- Task directions
In the lines below, how many hold the word "Archivo"? Answer only with the number.

(Stored data entries)
•••••

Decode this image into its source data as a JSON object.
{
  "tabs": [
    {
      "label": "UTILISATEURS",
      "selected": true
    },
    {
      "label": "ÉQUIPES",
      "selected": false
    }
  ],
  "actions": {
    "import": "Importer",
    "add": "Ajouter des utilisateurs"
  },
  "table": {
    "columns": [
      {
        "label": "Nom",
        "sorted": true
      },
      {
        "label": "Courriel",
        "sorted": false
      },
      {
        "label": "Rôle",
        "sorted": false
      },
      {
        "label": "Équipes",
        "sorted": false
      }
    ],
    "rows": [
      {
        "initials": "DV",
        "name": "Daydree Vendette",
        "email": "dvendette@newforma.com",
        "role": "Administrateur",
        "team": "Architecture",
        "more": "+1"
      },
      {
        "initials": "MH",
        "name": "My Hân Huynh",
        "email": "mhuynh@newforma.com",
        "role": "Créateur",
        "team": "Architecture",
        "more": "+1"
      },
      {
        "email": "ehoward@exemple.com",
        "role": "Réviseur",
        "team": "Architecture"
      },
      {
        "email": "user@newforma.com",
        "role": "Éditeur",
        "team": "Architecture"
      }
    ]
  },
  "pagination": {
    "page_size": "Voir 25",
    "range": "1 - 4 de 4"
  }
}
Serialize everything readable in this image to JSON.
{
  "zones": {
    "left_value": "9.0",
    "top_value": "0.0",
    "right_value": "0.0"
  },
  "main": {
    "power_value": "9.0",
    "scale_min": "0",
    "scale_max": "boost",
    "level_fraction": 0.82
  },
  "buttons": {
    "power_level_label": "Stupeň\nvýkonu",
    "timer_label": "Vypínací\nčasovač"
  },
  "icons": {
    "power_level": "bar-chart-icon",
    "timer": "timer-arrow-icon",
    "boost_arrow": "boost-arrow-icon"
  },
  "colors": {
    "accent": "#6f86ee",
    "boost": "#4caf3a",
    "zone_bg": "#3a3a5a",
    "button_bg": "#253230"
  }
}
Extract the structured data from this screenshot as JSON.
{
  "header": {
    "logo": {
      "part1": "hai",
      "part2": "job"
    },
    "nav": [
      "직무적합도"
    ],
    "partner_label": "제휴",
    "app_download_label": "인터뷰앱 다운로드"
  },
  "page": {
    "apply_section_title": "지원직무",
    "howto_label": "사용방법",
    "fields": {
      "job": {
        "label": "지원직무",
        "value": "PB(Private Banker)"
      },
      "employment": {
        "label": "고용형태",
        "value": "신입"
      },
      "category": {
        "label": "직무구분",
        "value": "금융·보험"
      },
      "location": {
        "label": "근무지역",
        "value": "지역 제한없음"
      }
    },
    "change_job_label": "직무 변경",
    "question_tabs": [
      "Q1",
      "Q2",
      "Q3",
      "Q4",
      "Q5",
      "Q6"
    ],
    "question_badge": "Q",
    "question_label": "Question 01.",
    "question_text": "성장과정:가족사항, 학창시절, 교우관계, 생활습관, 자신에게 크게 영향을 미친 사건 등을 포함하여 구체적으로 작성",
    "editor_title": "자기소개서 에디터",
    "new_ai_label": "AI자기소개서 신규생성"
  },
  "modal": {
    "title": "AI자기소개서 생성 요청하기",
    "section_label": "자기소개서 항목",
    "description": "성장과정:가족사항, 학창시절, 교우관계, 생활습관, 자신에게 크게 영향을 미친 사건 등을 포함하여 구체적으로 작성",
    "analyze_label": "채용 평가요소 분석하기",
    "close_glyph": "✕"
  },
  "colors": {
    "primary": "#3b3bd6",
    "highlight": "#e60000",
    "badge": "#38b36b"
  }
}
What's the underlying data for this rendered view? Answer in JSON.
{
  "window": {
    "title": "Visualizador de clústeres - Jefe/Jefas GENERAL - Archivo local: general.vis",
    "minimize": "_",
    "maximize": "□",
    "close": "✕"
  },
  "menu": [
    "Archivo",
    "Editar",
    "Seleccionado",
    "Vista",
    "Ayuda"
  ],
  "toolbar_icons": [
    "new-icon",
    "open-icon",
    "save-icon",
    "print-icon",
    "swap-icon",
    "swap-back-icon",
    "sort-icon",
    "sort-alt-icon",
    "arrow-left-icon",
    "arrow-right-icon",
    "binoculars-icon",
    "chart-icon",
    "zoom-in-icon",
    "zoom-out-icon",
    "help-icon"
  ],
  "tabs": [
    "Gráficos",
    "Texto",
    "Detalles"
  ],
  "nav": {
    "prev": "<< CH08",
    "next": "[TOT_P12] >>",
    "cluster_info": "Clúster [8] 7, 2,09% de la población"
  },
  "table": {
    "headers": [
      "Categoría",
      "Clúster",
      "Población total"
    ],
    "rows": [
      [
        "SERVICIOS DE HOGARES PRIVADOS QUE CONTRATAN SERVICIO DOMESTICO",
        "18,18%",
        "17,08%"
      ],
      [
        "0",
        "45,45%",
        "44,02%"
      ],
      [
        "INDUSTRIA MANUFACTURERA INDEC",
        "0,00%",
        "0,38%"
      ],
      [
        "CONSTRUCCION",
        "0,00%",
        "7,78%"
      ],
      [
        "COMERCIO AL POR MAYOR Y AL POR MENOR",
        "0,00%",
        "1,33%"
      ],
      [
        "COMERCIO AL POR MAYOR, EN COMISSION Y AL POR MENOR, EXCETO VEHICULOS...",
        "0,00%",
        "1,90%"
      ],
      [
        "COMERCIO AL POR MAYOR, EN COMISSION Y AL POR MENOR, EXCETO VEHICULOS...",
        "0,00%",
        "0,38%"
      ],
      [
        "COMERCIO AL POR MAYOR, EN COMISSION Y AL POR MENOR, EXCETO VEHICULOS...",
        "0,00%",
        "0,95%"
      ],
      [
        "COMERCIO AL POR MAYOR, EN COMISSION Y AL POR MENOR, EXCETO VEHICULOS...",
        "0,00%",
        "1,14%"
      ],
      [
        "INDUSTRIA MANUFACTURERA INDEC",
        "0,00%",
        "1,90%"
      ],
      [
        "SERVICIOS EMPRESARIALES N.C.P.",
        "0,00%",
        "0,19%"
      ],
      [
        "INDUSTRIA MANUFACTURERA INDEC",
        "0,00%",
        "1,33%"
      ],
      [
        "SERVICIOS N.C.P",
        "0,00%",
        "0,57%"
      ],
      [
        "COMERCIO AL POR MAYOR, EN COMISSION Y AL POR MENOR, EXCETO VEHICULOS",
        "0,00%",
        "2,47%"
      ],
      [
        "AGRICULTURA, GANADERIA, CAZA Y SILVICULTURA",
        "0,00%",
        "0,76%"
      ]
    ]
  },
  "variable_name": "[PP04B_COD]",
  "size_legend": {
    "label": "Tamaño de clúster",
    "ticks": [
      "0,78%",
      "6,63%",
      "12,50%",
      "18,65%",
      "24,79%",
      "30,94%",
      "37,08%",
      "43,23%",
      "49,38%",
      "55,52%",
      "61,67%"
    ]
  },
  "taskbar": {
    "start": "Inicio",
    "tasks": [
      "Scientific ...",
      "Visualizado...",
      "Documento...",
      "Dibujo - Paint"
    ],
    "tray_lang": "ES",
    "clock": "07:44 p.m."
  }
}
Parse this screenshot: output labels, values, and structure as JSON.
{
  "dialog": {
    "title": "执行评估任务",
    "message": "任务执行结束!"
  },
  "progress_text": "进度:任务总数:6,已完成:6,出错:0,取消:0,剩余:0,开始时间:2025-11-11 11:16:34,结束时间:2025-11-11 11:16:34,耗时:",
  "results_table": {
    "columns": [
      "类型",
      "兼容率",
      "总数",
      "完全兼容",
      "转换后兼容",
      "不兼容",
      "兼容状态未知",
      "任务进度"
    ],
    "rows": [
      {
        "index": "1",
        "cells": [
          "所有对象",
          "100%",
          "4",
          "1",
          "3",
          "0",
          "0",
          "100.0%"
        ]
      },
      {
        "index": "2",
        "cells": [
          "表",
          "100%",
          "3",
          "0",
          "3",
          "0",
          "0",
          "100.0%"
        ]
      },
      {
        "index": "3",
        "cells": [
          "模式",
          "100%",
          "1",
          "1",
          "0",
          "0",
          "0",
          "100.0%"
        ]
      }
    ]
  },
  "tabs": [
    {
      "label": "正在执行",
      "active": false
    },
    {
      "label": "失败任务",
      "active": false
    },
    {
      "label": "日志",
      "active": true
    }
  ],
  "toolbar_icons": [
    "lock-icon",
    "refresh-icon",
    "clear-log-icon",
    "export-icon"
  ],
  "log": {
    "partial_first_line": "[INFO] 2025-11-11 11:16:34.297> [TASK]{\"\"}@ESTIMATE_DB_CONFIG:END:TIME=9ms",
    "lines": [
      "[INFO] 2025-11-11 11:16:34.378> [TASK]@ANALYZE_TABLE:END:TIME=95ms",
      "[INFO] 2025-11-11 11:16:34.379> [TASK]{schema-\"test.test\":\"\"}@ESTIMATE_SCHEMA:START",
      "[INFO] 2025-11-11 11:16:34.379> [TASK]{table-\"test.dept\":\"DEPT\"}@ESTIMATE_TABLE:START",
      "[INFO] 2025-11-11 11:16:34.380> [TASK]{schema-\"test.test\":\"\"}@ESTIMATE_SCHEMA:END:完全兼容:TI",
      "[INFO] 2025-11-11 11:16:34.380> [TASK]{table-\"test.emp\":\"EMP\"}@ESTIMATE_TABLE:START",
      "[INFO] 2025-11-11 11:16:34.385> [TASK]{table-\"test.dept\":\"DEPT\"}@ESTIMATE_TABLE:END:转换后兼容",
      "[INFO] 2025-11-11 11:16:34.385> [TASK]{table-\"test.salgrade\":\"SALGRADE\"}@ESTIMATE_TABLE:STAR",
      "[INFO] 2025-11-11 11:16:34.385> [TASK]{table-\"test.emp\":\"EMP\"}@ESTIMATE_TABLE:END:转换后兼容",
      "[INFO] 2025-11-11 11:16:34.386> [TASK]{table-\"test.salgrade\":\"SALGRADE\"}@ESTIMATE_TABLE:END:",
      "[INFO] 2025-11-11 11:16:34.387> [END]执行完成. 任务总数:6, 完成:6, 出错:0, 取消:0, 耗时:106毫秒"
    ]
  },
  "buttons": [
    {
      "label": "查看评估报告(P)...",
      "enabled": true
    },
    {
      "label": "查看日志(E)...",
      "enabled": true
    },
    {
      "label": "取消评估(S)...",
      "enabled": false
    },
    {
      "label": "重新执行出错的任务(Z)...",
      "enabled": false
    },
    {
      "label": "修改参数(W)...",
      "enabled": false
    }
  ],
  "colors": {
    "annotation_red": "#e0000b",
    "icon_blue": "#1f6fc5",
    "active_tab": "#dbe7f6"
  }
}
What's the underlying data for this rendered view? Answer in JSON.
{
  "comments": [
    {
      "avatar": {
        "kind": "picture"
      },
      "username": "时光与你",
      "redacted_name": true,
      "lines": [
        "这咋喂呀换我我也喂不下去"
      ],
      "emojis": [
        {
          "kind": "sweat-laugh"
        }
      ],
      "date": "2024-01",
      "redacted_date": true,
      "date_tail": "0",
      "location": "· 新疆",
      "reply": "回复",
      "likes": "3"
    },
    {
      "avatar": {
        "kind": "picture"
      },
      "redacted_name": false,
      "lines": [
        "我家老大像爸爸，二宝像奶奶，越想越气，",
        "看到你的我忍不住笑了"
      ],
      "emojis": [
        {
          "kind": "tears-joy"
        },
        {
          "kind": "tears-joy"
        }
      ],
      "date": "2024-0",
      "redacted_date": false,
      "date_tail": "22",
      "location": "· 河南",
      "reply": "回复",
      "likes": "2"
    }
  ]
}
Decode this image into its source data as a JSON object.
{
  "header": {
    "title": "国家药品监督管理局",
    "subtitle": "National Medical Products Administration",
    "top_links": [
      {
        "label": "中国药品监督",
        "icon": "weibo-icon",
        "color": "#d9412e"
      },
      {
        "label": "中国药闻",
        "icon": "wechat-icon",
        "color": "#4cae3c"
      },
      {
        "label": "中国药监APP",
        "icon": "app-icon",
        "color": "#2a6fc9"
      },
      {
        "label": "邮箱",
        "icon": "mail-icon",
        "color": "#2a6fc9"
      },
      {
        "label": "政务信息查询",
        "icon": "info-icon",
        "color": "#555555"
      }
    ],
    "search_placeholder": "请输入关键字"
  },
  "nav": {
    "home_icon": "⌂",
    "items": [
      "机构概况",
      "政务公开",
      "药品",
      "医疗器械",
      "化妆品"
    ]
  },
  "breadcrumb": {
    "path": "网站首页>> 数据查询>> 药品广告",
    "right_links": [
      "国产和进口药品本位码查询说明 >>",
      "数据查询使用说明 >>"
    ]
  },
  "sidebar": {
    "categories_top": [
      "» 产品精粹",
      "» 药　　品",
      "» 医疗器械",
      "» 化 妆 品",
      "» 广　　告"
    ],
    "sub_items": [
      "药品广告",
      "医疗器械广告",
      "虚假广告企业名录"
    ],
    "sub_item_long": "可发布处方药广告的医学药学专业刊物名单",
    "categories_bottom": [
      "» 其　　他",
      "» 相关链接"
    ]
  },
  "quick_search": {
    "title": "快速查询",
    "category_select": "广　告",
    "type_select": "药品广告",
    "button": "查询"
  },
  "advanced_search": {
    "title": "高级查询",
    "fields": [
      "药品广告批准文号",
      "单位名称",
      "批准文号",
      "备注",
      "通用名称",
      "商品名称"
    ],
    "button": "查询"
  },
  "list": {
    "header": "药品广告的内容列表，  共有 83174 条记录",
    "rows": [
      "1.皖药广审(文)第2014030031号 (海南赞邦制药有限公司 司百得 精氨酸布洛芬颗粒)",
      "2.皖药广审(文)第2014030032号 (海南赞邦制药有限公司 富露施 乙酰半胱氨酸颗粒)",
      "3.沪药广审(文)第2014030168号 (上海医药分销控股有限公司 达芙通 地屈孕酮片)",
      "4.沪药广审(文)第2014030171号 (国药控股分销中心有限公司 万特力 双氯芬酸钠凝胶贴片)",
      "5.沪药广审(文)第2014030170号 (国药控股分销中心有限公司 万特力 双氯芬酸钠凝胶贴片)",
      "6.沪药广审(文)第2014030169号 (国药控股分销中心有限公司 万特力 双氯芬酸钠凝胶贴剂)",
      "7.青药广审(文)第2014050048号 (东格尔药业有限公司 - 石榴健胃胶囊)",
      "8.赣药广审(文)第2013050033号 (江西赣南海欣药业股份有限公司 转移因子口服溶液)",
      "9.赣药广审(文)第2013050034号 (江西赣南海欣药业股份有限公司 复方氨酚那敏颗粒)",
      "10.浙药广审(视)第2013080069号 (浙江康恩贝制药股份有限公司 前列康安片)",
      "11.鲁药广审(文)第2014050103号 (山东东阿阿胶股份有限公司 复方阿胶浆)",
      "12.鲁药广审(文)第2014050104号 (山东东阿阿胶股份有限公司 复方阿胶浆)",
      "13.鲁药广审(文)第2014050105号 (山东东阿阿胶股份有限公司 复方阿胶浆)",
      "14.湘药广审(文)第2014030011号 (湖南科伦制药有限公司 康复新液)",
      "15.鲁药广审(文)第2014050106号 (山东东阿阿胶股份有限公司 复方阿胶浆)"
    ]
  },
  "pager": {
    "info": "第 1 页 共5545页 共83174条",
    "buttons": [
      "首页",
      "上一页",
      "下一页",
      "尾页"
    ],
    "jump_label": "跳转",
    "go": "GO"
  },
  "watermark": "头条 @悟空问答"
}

•••••

- Task solution
2